**** SUPPLIED INFORMATION ****
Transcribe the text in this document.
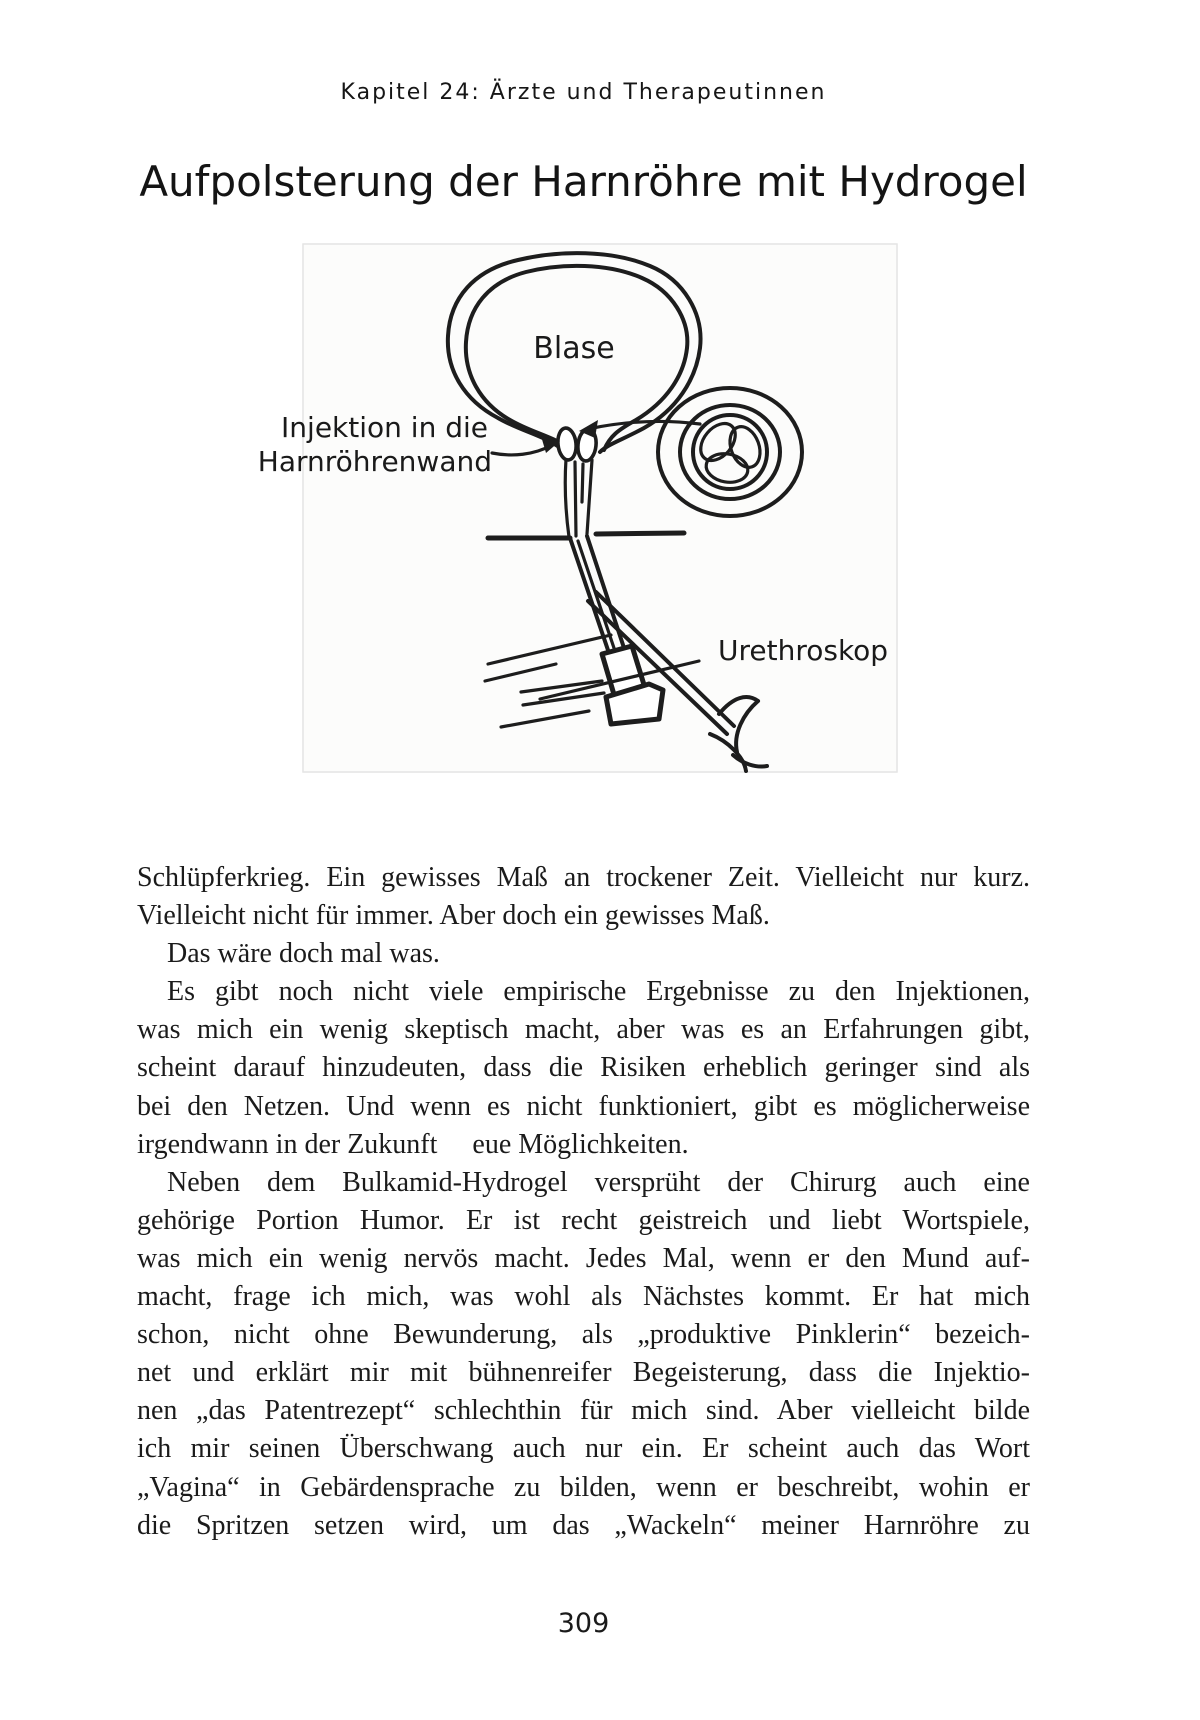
Kapitel 24: Ärzte und Therapeutinnen
Aufpolsterung der Harnröhre mit Hydrogel
Blase
Injektion in die
Harnröhrenwand
Urethroskop
Schlüpferkrieg. Ein gewisses Maß an trockener Zeit. Vielleicht nur kurz.
Vielleicht nicht für immer. Aber doch ein gewisses Maß.
Das wäre doch mal was.
Es gibt noch nicht viele empirische Ergebnisse zu den Injektionen,
was mich ein wenig skeptisch macht, aber was es an Erfahrungen gibt,
scheint darauf hinzudeuten, dass die Risiken erheblich geringer sind als
bei den Netzen. Und wenn es nicht funktioniert, gibt es möglicherweise
irgendwann in der Zukunft  eue Möglichkeiten.
Neben dem Bulkamid-Hydrogel versprüht der Chirurg auch eine
gehörige Portion Humor. Er ist recht geistreich und liebt Wortspiele,
was mich ein wenig nervös macht. Jedes Mal, wenn er den Mund auf-
macht, frage ich mich, was wohl als Nächstes kommt. Er hat mich
schon, nicht ohne Bewunderung, als „produktive Pinklerin“ bezeich-
net und erklärt mir mit bühnenreifer Begeisterung, dass die Injektio-
nen „das Patentrezept“ schlechthin für mich sind. Aber vielleicht bilde
ich mir seinen Überschwang auch nur ein. Er scheint auch das Wort
„Vagina“ in Gebärdensprache zu bilden, wenn er beschreibt, wohin er
die Spritzen setzen wird, um das „Wackeln“ meiner Harnröhre zu
309
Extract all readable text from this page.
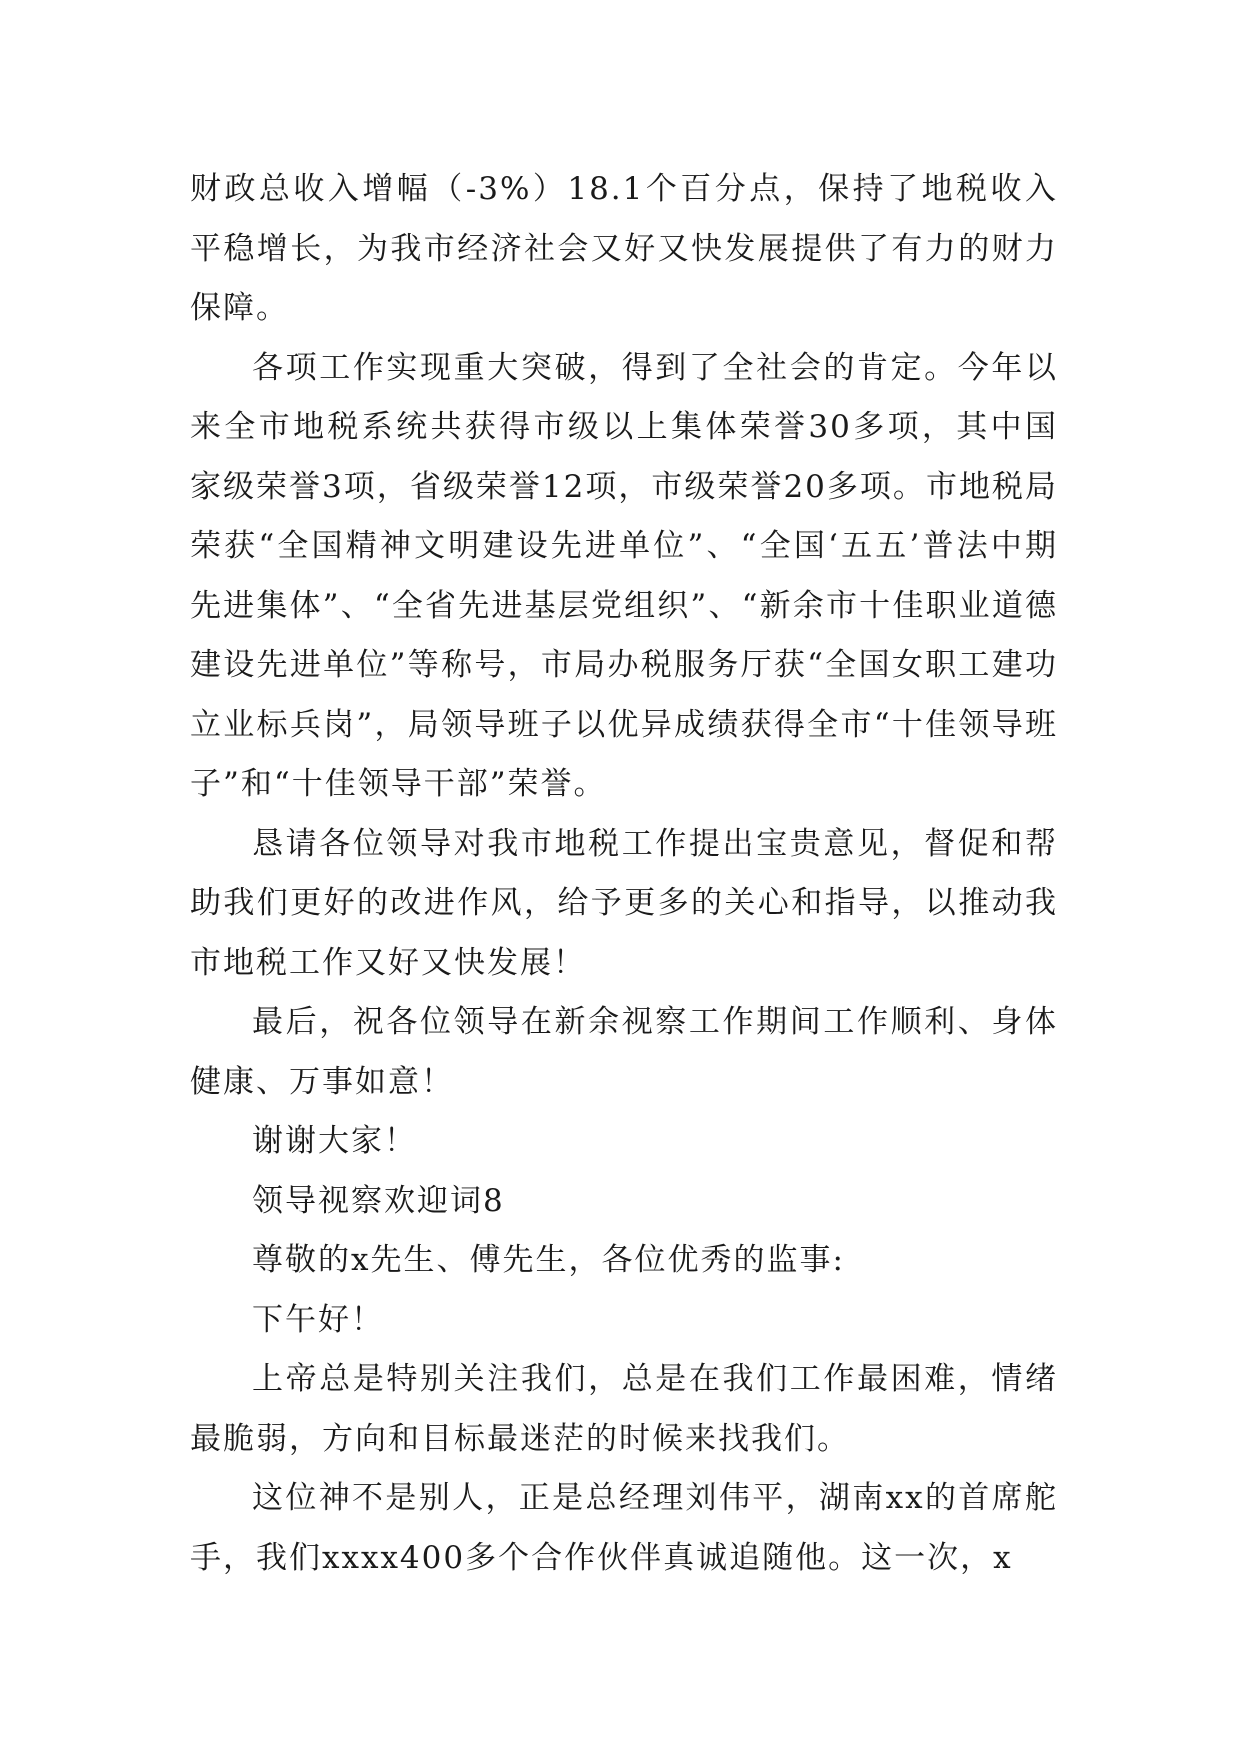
财政总收入增幅（-3%）18.1个百分点，保持了地税收入平稳增长，为我市经济社会又好又快发展提供了有力的财力保障。

各项工作实现重大突破，得到了全社会的肯定。今年以来全市地税系统共获得市级以上集体荣誉30多项，其中国家级荣誉3项，省级荣誉12项，市级荣誉20多项。市地税局荣获“全国精神文明建设先进单位”、“全国‘五五’普法中期先进集体”、“全省先进基层党组织”、“新余市十佳职业道德建设先进单位”等称号，市局办税服务厅获“全国女职工建功立业标兵岗”，局领导班子以优异成绩获得全市“十佳领导班子”和“十佳领导干部”荣誉。

恳请各位领导对我市地税工作提出宝贵意见，督促和帮助我们更好的改进作风，给予更多的关心和指导，以推动我市地税工作又好又快发展！

最后，祝各位领导在新余视察工作期间工作顺利、身体健康、万事如意！

谢谢大家！

领导视察欢迎词8

尊敬的x先生、傅先生，各位优秀的监事:

下午好！

上帝总是特别关注我们，总是在我们工作最困难，情绪最脆弱，方向和目标最迷茫的时候来找我们。

这位神不是别人，正是总经理刘伟平，湖南xx的首席舵手，我们xxxx400多个合作伙伴真诚追随他。这一次，x
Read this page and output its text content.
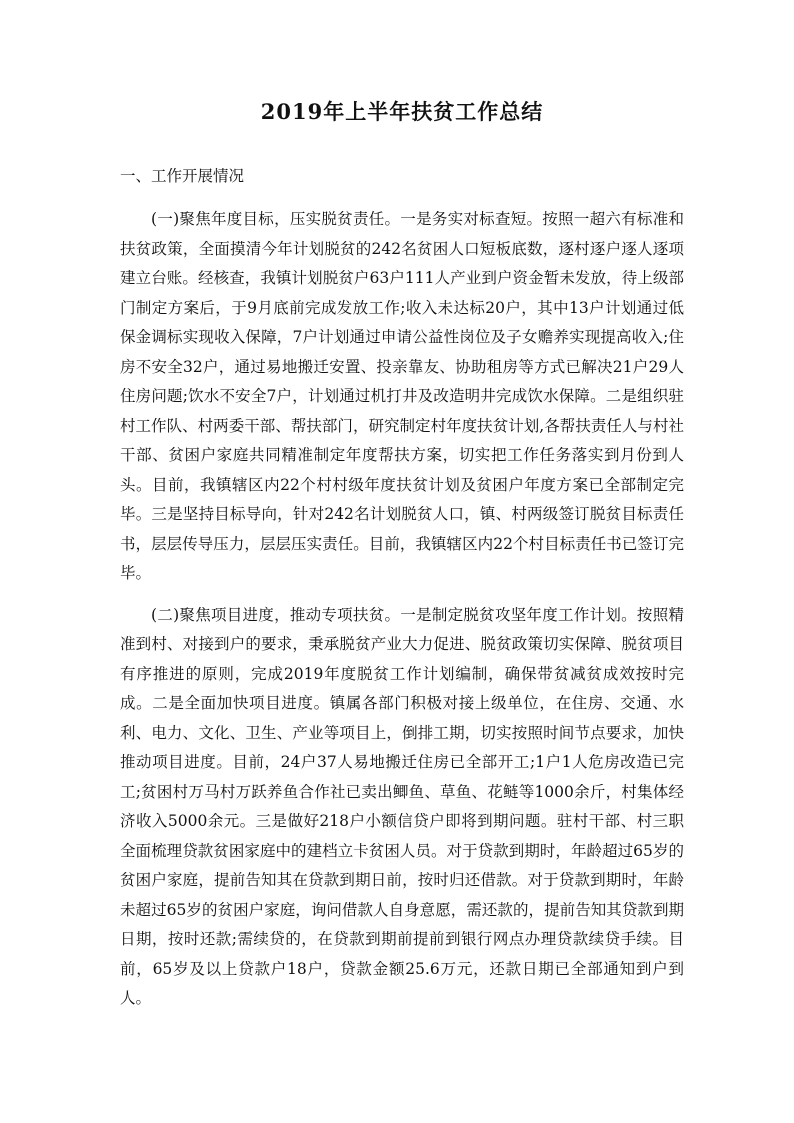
2019年上半年扶贫工作总结

一、工作开展情况

(一)聚焦年度目标，压实脱贫责任。一是务实对标查短。按照一超六有标准和扶贫政策，全面摸清今年计划脱贫的242名贫困人口短板底数，逐村逐户逐人逐项建立台账。经核查，我镇计划脱贫户63户111人产业到户资金暂未发放，待上级部门制定方案后，于9月底前完成发放工作;收入未达标20户，其中13户计划通过低保金调标实现收入保障，7户计划通过申请公益性岗位及子女赡养实现提高收入;住房不安全32户，通过易地搬迁安置、投亲靠友、协助租房等方式已解决21户29人住房问题;饮水不安全7户，计划通过机打井及改造明井完成饮水保障。二是组织驻村工作队、村两委干部、帮扶部门，研究制定村年度扶贫计划,各帮扶责任人与村社干部、贫困户家庭共同精准制定年度帮扶方案，切实把工作任务落实到月份到人头。目前，我镇辖区内22个村村级年度扶贫计划及贫困户年度方案已全部制定完毕。三是坚持目标导向，针对242名计划脱贫人口，镇、村两级签订脱贫目标责任书，层层传导压力，层层压实责任。目前，我镇辖区内22个村目标责任书已签订完毕。

(二)聚焦项目进度，推动专项扶贫。一是制定脱贫攻坚年度工作计划。按照精准到村、对接到户的要求，秉承脱贫产业大力促进、脱贫政策切实保障、脱贫项目有序推进的原则，完成2019年度脱贫工作计划编制，确保带贫减贫成效按时完成。二是全面加快项目进度。镇属各部门积极对接上级单位，在住房、交通、水利、电力、文化、卫生、产业等项目上，倒排工期，切实按照时间节点要求，加快推动项目进度。目前，24户37人易地搬迁住房已全部开工;1户1人危房改造已完工;贫困村万马村万跃养鱼合作社已卖出鲫鱼、草鱼、花鲢等1000余斤，村集体经济收入5000余元。三是做好218户小额信贷户即将到期问题。驻村干部、村三职全面梳理贷款贫困家庭中的建档立卡贫困人员。对于贷款到期时，年龄超过65岁的贫困户家庭，提前告知其在贷款到期日前，按时归还借款。对于贷款到期时，年龄未超过65岁的贫困户家庭，询问借款人自身意愿，需还款的，提前告知其贷款到期日期，按时还款;需续贷的，在贷款到期前提前到银行网点办理贷款续贷手续。目前，65岁及以上贷款户18户，贷款金额25.6万元，还款日期已全部通知到户到人。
****
**TASK DESCRIPTION:**
Collect each line containing the string "scheint".

**WRITTEN RESPONSE:**
scheint darauf hinzudeuten, dass die Risiken erheblich geringer sind als
ich mir seinen Überschwang auch nur ein. Er scheint auch das Wort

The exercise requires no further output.